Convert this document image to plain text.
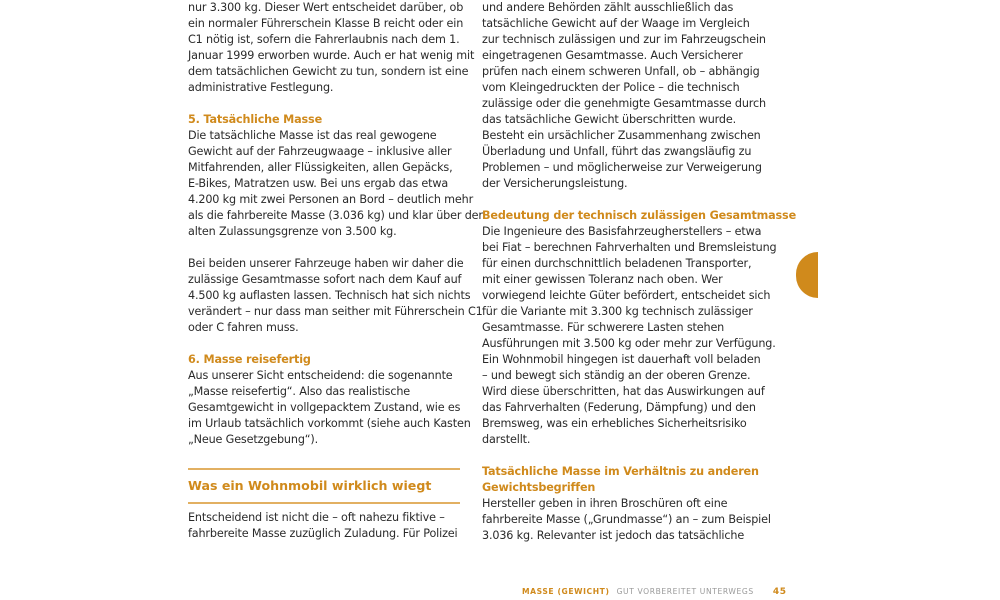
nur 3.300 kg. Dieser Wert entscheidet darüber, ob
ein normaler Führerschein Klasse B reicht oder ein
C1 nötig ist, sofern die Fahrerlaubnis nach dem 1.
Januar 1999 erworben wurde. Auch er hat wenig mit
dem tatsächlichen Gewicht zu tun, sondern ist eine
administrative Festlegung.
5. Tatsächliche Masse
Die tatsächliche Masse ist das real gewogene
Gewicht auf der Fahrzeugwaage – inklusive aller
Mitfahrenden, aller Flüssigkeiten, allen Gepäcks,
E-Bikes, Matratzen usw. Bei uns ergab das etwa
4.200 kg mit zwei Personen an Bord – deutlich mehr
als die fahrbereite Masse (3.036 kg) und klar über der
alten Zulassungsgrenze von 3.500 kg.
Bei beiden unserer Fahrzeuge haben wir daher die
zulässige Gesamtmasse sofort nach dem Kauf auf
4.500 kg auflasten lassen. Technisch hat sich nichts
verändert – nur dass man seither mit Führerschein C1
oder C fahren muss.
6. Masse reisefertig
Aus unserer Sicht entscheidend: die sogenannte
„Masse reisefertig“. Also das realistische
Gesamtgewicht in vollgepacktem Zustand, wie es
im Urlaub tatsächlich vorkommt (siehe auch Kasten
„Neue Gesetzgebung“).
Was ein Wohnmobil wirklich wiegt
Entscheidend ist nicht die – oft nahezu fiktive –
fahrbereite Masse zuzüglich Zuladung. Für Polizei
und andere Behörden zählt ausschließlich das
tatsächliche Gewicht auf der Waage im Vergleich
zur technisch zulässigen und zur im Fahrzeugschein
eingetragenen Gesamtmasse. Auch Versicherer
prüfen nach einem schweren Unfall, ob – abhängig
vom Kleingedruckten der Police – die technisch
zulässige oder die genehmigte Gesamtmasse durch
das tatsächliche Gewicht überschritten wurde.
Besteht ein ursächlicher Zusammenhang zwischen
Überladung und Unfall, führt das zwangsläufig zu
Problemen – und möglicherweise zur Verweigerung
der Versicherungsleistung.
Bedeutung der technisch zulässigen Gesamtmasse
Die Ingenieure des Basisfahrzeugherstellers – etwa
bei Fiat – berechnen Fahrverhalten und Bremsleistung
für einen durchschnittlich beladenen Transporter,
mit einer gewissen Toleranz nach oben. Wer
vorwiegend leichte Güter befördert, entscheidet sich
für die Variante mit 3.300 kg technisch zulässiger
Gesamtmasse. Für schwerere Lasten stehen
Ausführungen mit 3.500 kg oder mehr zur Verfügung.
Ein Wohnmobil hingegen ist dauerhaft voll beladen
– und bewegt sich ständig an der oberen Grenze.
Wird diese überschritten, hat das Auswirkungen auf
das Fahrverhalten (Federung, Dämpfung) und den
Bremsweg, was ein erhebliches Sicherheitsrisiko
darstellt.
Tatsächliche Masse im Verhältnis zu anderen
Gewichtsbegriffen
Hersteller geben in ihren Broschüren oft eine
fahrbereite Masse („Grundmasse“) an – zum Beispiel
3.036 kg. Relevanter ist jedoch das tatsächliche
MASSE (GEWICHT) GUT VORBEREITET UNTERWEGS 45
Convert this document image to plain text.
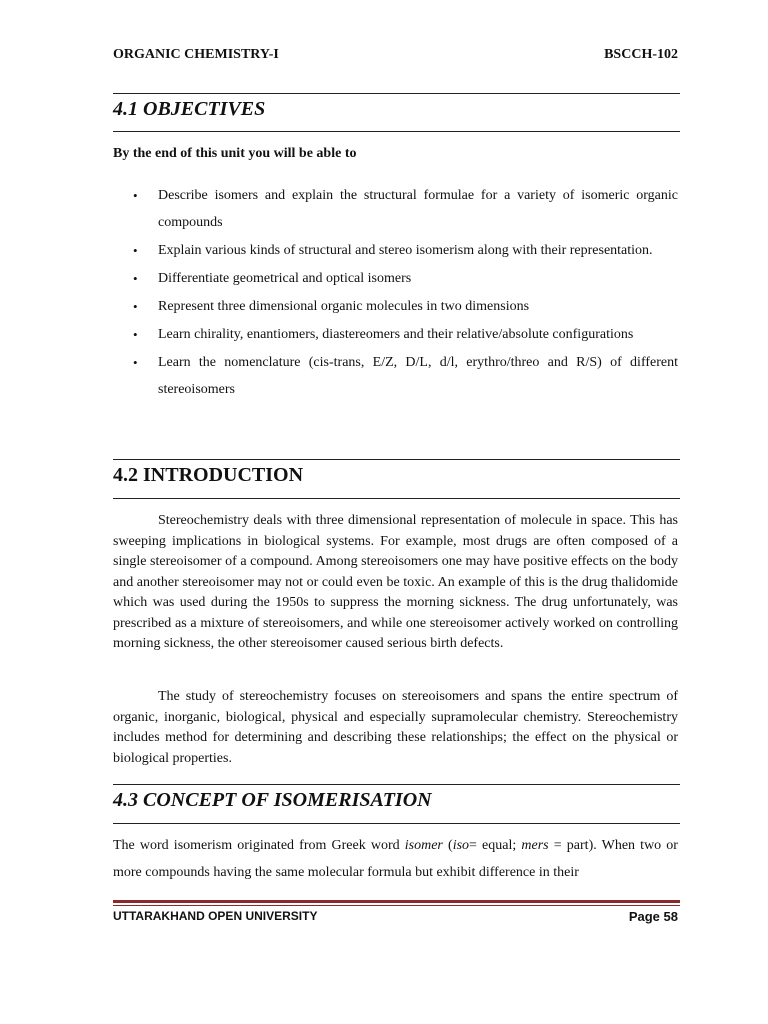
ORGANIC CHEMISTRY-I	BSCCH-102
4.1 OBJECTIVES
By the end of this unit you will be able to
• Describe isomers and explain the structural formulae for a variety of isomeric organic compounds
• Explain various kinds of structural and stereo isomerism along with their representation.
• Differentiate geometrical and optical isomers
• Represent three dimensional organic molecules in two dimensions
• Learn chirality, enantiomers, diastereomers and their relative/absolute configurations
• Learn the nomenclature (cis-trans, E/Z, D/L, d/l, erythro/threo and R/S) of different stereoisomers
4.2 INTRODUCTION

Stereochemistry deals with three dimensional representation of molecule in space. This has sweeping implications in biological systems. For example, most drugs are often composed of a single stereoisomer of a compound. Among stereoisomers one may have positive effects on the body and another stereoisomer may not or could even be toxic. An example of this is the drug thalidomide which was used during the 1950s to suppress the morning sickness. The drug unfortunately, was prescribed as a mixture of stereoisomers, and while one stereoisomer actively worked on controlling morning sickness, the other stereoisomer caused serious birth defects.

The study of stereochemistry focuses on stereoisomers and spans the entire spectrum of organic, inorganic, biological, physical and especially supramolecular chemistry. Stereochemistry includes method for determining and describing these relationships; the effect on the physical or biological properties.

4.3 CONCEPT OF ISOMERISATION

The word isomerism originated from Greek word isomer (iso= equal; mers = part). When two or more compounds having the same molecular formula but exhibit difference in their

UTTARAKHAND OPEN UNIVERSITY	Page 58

• • • •

◆ **Set exercise**
Write the lines above out again exactly, without any of their pictures.

◆ **Worked answer**
Convert this document image to plain text.
nur 3.300 kg. Dieser Wert entscheidet darüber, ob
ein normaler Führerschein Klasse B reicht oder ein
C1 nötig ist, sofern die Fahrerlaubnis nach dem 1.
Januar 1999 erworben wurde. Auch er hat wenig mit
dem tatsächlichen Gewicht zu tun, sondern ist eine
administrative Festlegung.
5. Tatsächliche Masse
Die tatsächliche Masse ist das real gewogene
Gewicht auf der Fahrzeugwaage – inklusive aller
Mitfahrenden, aller Flüssigkeiten, allen Gepäcks,
E-Bikes, Matratzen usw. Bei uns ergab das etwa
4.200 kg mit zwei Personen an Bord – deutlich mehr
als die fahrbereite Masse (3.036 kg) und klar über der
alten Zulassungsgrenze von 3.500 kg.
Bei beiden unserer Fahrzeuge haben wir daher die
zulässige Gesamtmasse sofort nach dem Kauf auf
4.500 kg auflasten lassen. Technisch hat sich nichts
verändert – nur dass man seither mit Führerschein C1
oder C fahren muss.
6. Masse reisefertig
Aus unserer Sicht entscheidend: die sogenannte
„Masse reisefertig“. Also das realistische
Gesamtgewicht in vollgepacktem Zustand, wie es
im Urlaub tatsächlich vorkommt (siehe auch Kasten
„Neue Gesetzgebung“).
Was ein Wohnmobil wirklich wiegt
Entscheidend ist nicht die – oft nahezu fiktive –
fahrbereite Masse zuzüglich Zuladung. Für Polizei
und andere Behörden zählt ausschließlich das
tatsächliche Gewicht auf der Waage im Vergleich
zur technisch zulässigen und zur im Fahrzeugschein
eingetragenen Gesamtmasse. Auch Versicherer
prüfen nach einem schweren Unfall, ob – abhängig
vom Kleingedruckten der Police – die technisch
zulässige oder die genehmigte Gesamtmasse durch
das tatsächliche Gewicht überschritten wurde.
Besteht ein ursächlicher Zusammenhang zwischen
Überladung und Unfall, führt das zwangsläufig zu
Problemen – und möglicherweise zur Verweigerung
der Versicherungsleistung.
Bedeutung der technisch zulässigen Gesamtmasse
Die Ingenieure des Basisfahrzeugherstellers – etwa
bei Fiat – berechnen Fahrverhalten und Bremsleistung
für einen durchschnittlich beladenen Transporter,
mit einer gewissen Toleranz nach oben. Wer
vorwiegend leichte Güter befördert, entscheidet sich
für die Variante mit 3.300 kg technisch zulässiger
Gesamtmasse. Für schwerere Lasten stehen
Ausführungen mit 3.500 kg oder mehr zur Verfügung.
Ein Wohnmobil hingegen ist dauerhaft voll beladen
– und bewegt sich ständig an der oberen Grenze.
Wird diese überschritten, hat das Auswirkungen auf
das Fahrverhalten (Federung, Dämpfung) und den
Bremsweg, was ein erhebliches Sicherheitsrisiko
darstellt.
Tatsächliche Masse im Verhältnis zu anderen
Gewichtsbegriffen
Hersteller geben in ihren Broschüren oft eine
fahrbereite Masse („Grundmasse“) an – zum Beispiel
3.036 kg. Relevanter ist jedoch das tatsächliche
MASSE (GEWICHT) GUT VORBEREITET UNTERWEGS 45
Convert this document image to plain text.
ORGANIC CHEMISTRY-I	BSCCH-102
4.1 OBJECTIVES
By the end of this unit you will be able to
• Describe isomers and explain the structural formulae for a variety of isomeric organic compounds
• Explain various kinds of structural and stereo isomerism along with their representation.
• Differentiate geometrical and optical isomers
• Represent three dimensional organic molecules in two dimensions
• Learn chirality, enantiomers, diastereomers and their relative/absolute configurations
• Learn the nomenclature (cis-trans, E/Z, D/L, d/l, erythro/threo and R/S) of different stereoisomers
4.2 INTRODUCTION

Stereochemistry deals with three dimensional representation of molecule in space. This has sweeping implications in biological systems. For example, most drugs are often composed of a single stereoisomer of a compound. Among stereoisomers one may have positive effects on the body and another stereoisomer may not or could even be toxic. An example of this is the drug thalidomide which was used during the 1950s to suppress the morning sickness. The drug unfortunately, was prescribed as a mixture of stereoisomers, and while one stereoisomer actively worked on controlling morning sickness, the other stereoisomer caused serious birth defects.

The study of stereochemistry focuses on stereoisomers and spans the entire spectrum of organic, inorganic, biological, physical and especially supramolecular chemistry. Stereochemistry includes method for determining and describing these relationships; the effect on the physical or biological properties.

4.3 CONCEPT OF ISOMERISATION

The word isomerism originated from Greek word isomer (iso= equal; mers = part). When two or more compounds having the same molecular formula but exhibit difference in their

UTTARAKHAND OPEN UNIVERSITY	Page 58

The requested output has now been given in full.